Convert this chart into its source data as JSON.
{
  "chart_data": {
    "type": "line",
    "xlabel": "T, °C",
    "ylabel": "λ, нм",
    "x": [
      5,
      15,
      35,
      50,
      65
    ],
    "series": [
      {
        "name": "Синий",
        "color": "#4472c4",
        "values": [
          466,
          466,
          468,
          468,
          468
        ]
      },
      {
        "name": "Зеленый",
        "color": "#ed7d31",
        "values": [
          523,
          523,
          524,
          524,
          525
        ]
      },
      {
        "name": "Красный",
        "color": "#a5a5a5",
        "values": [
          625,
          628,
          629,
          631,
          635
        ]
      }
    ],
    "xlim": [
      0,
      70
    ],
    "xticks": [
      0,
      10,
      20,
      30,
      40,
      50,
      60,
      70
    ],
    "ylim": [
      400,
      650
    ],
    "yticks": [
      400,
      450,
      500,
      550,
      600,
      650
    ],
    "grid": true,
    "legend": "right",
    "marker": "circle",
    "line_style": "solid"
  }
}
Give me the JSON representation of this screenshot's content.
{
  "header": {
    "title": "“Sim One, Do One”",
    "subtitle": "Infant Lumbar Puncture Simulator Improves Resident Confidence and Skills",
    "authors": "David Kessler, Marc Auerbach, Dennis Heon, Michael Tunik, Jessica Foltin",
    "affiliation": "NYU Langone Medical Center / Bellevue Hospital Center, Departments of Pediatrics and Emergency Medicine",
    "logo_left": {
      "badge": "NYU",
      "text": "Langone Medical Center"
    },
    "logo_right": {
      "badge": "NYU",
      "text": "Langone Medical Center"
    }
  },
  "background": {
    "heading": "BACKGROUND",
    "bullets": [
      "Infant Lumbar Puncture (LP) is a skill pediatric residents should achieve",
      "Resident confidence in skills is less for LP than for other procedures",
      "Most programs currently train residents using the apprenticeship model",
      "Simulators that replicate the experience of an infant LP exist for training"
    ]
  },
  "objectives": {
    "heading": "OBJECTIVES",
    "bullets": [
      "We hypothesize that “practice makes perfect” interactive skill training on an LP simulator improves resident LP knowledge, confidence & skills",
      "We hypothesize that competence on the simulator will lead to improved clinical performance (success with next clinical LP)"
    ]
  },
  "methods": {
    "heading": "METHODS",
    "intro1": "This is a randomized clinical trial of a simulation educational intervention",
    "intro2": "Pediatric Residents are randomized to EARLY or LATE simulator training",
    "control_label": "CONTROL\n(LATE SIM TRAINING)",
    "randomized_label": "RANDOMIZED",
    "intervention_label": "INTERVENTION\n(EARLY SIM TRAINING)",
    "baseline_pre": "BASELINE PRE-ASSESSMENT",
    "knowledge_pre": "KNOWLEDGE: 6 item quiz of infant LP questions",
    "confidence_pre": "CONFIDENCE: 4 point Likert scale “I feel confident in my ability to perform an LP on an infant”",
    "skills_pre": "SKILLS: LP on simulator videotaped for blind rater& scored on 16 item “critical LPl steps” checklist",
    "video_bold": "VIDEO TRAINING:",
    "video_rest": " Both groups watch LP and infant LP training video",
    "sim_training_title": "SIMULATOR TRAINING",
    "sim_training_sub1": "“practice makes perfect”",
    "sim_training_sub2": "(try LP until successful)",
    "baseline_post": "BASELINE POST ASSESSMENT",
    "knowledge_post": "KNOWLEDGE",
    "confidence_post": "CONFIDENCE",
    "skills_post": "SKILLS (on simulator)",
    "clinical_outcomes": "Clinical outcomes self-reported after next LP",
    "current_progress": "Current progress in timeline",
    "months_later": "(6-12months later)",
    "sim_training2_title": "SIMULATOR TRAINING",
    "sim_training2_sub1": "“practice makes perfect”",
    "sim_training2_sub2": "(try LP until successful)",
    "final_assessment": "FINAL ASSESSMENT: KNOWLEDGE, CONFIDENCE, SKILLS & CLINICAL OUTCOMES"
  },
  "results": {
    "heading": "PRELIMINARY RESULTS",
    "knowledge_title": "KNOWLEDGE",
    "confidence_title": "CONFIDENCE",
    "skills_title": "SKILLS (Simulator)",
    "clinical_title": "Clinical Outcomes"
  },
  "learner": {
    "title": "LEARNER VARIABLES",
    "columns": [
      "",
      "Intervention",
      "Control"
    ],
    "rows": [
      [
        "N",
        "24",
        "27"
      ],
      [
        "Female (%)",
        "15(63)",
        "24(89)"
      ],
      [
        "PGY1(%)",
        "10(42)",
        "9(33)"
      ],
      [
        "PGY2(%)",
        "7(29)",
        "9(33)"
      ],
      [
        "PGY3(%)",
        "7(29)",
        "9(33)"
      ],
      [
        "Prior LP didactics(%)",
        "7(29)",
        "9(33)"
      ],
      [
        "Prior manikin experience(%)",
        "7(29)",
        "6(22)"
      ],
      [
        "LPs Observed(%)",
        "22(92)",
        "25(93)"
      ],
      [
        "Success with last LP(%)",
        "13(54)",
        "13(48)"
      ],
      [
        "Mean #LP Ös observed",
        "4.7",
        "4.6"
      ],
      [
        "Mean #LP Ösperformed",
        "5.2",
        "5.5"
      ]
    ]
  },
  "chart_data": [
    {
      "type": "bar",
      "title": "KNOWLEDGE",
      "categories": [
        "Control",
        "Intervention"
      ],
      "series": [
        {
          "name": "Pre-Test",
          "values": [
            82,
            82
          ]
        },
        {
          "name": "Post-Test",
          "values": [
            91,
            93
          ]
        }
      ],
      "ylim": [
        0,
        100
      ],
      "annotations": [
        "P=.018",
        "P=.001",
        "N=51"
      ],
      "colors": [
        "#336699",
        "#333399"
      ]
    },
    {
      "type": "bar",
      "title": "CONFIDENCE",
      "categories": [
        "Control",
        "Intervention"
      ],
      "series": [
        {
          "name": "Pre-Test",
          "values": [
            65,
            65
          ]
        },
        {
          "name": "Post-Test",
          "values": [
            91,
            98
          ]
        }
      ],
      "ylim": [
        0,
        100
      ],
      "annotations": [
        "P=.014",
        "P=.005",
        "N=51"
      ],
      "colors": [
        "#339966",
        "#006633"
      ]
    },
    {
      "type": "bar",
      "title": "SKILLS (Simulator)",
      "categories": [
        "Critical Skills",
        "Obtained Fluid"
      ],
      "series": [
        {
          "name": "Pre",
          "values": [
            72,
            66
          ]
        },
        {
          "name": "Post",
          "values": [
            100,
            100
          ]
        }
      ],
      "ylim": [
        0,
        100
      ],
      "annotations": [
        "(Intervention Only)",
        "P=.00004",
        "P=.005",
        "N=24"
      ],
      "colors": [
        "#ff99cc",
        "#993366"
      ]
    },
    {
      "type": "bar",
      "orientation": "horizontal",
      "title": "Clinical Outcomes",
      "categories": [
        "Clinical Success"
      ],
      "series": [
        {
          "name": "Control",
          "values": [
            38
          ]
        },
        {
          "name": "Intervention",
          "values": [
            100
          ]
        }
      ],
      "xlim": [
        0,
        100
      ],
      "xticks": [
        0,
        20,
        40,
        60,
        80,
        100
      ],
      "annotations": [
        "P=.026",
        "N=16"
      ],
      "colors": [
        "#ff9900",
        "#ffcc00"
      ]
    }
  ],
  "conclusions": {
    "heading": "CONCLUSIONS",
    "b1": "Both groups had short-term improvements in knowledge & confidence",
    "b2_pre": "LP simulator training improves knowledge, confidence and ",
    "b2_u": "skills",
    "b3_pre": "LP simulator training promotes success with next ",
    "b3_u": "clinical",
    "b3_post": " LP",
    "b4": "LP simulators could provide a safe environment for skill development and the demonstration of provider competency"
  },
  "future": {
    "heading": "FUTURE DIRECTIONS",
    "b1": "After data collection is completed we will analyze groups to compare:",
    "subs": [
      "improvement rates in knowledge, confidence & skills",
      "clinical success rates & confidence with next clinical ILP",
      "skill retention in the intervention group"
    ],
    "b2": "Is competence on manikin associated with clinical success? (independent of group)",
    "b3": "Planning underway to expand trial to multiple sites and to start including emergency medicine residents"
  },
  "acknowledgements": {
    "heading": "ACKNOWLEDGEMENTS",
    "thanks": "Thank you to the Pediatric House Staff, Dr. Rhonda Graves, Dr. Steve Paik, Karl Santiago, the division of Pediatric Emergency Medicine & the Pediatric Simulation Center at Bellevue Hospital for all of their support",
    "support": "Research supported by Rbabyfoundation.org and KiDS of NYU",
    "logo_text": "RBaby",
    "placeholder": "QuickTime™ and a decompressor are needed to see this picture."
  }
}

-- What you will do --
Search the entries for the word "Lumbar" and pick out every line that holds it.

-- Solution for this task --
    "subtitle": "Infant Lumbar Puncture Simulator Improves Resident Confidence and Skills",
      "Infant Lumbar Puncture (LP) is a skill pediatric residents should achieve",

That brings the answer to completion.